[MATERIAL FOR THIS EXERCISE]
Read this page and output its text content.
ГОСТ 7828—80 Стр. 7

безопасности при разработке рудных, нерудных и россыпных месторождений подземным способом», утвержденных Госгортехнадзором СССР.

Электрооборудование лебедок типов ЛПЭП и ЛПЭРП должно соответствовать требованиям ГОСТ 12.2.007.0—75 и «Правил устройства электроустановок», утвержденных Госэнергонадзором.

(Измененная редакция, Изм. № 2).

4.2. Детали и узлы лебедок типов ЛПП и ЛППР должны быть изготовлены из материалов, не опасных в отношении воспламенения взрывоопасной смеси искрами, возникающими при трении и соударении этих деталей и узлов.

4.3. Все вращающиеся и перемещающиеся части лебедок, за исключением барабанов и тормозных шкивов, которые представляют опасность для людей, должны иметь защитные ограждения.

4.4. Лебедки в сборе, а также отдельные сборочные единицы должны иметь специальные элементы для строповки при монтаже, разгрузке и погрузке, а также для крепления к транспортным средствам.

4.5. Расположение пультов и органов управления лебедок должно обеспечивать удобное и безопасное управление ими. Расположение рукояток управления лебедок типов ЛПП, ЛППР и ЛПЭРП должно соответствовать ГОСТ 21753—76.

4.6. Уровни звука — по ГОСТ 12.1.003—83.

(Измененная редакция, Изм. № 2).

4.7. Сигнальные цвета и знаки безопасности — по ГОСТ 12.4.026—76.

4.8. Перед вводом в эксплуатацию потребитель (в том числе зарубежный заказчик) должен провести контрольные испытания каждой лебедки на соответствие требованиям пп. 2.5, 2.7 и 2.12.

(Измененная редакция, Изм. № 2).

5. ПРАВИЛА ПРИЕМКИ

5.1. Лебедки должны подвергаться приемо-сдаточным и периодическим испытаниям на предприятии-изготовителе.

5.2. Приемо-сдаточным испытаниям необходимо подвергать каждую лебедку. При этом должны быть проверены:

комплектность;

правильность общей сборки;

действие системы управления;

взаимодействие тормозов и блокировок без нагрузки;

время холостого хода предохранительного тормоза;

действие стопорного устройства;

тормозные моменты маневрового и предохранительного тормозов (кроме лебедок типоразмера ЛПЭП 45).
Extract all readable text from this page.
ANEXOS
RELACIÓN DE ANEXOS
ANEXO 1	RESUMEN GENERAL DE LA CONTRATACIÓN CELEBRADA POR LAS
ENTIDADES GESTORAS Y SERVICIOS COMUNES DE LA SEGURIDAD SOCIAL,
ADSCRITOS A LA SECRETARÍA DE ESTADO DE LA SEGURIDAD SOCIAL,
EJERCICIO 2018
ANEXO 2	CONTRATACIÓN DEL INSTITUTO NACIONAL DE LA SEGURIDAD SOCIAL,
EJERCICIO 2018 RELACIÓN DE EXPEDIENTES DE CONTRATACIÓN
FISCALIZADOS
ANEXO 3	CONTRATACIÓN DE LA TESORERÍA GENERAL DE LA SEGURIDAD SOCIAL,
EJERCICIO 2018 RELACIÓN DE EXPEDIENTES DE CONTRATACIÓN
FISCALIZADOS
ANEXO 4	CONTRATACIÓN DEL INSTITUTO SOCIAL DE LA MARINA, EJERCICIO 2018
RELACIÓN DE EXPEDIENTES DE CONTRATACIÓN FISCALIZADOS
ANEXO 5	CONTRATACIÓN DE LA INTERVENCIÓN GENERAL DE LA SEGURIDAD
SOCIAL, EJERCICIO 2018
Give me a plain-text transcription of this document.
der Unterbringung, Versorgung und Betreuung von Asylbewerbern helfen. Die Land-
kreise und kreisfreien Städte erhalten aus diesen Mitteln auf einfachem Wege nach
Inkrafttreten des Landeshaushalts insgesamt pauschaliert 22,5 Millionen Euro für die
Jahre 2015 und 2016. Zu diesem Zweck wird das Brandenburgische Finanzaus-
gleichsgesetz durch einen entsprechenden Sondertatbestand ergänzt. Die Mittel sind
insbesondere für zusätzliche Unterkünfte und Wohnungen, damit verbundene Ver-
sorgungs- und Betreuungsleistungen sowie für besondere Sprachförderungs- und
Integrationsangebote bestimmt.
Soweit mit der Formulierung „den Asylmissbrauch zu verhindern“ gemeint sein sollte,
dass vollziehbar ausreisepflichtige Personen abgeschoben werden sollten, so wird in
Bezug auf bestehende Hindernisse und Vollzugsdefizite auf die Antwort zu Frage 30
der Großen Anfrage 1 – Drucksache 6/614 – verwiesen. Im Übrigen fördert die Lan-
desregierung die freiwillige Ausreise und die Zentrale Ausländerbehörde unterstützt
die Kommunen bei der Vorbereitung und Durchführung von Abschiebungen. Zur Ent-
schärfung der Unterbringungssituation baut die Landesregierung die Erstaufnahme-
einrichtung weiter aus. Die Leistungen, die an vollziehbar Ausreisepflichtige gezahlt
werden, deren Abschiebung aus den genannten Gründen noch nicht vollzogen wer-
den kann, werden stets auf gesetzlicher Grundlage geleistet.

[SET PROBLEM] Transcribe every entry verbatim.

[WORKED SOLUTION]
Read this page and output its text content.
ГОСТ 7828—80 Стр. 7

безопасности при разработке рудных, нерудных и россыпных месторождений подземным способом», утвержденных Госгортехнадзором СССР.

Электрооборудование лебедок типов ЛПЭП и ЛПЭРП должно соответствовать требованиям ГОСТ 12.2.007.0—75 и «Правил устройства электроустановок», утвержденных Госэнергонадзором.

(Измененная редакция, Изм. № 2).

4.2. Детали и узлы лебедок типов ЛПП и ЛППР должны быть изготовлены из материалов, не опасных в отношении воспламенения взрывоопасной смеси искрами, возникающими при трении и соударении этих деталей и узлов.

4.3. Все вращающиеся и перемещающиеся части лебедок, за исключением барабанов и тормозных шкивов, которые представляют опасность для людей, должны иметь защитные ограждения.

4.4. Лебедки в сборе, а также отдельные сборочные единицы должны иметь специальные элементы для строповки при монтаже, разгрузке и погрузке, а также для крепления к транспортным средствам.

4.5. Расположение пультов и органов управления лебедок должно обеспечивать удобное и безопасное управление ими. Расположение рукояток управления лебедок типов ЛПП, ЛППР и ЛПЭРП должно соответствовать ГОСТ 21753—76.

4.6. Уровни звука — по ГОСТ 12.1.003—83.

(Измененная редакция, Изм. № 2).

4.7. Сигнальные цвета и знаки безопасности — по ГОСТ 12.4.026—76.

4.8. Перед вводом в эксплуатацию потребитель (в том числе зарубежный заказчик) должен провести контрольные испытания каждой лебедки на соответствие требованиям пп. 2.5, 2.7 и 2.12.

(Измененная редакция, Изм. № 2).

5. ПРАВИЛА ПРИЕМКИ

5.1. Лебедки должны подвергаться приемо-сдаточным и периодическим испытаниям на предприятии-изготовителе.

5.2. Приемо-сдаточным испытаниям необходимо подвергать каждую лебедку. При этом должны быть проверены:

комплектность;

правильность общей сборки;

действие системы управления;

взаимодействие тормозов и блокировок без нагрузки;

время холостого хода предохранительного тормоза;

действие стопорного устройства;

тормозные моменты маневрового и предохранительного тормозов (кроме лебедок типоразмера ЛПЭП 45).
Extract all readable text from this page.
ANEXOS
RELACIÓN DE ANEXOS
ANEXO 1	RESUMEN GENERAL DE LA CONTRATACIÓN CELEBRADA POR LAS
ENTIDADES GESTORAS Y SERVICIOS COMUNES DE LA SEGURIDAD SOCIAL,
ADSCRITOS A LA SECRETARÍA DE ESTADO DE LA SEGURIDAD SOCIAL,
EJERCICIO 2018
ANEXO 2	CONTRATACIÓN DEL INSTITUTO NACIONAL DE LA SEGURIDAD SOCIAL,
EJERCICIO 2018 RELACIÓN DE EXPEDIENTES DE CONTRATACIÓN
FISCALIZADOS
ANEXO 3	CONTRATACIÓN DE LA TESORERÍA GENERAL DE LA SEGURIDAD SOCIAL,
EJERCICIO 2018 RELACIÓN DE EXPEDIENTES DE CONTRATACIÓN
FISCALIZADOS
ANEXO 4	CONTRATACIÓN DEL INSTITUTO SOCIAL DE LA MARINA, EJERCICIO 2018
RELACIÓN DE EXPEDIENTES DE CONTRATACIÓN FISCALIZADOS
ANEXO 5	CONTRATACIÓN DE LA INTERVENCIÓN GENERAL DE LA SEGURIDAD
SOCIAL, EJERCICIO 2018
Give me a plain-text transcription of this document.
der Unterbringung, Versorgung und Betreuung von Asylbewerbern helfen. Die Land-
kreise und kreisfreien Städte erhalten aus diesen Mitteln auf einfachem Wege nach
Inkrafttreten des Landeshaushalts insgesamt pauschaliert 22,5 Millionen Euro für die
Jahre 2015 und 2016. Zu diesem Zweck wird das Brandenburgische Finanzaus-
gleichsgesetz durch einen entsprechenden Sondertatbestand ergänzt. Die Mittel sind
insbesondere für zusätzliche Unterkünfte und Wohnungen, damit verbundene Ver-
sorgungs- und Betreuungsleistungen sowie für besondere Sprachförderungs- und
Integrationsangebote bestimmt.
Soweit mit der Formulierung „den Asylmissbrauch zu verhindern“ gemeint sein sollte,
dass vollziehbar ausreisepflichtige Personen abgeschoben werden sollten, so wird in
Bezug auf bestehende Hindernisse und Vollzugsdefizite auf die Antwort zu Frage 30
der Großen Anfrage 1 – Drucksache 6/614 – verwiesen. Im Übrigen fördert die Lan-
desregierung die freiwillige Ausreise und die Zentrale Ausländerbehörde unterstützt
die Kommunen bei der Vorbereitung und Durchführung von Abschiebungen. Zur Ent-
schärfung der Unterbringungssituation baut die Landesregierung die Erstaufnahme-
einrichtung weiter aus. Die Leistungen, die an vollziehbar Ausreisepflichtige gezahlt
werden, deren Abschiebung aus den genannten Gründen noch nicht vollzogen wer-
den kann, werden stets auf gesetzlicher Grundlage geleistet.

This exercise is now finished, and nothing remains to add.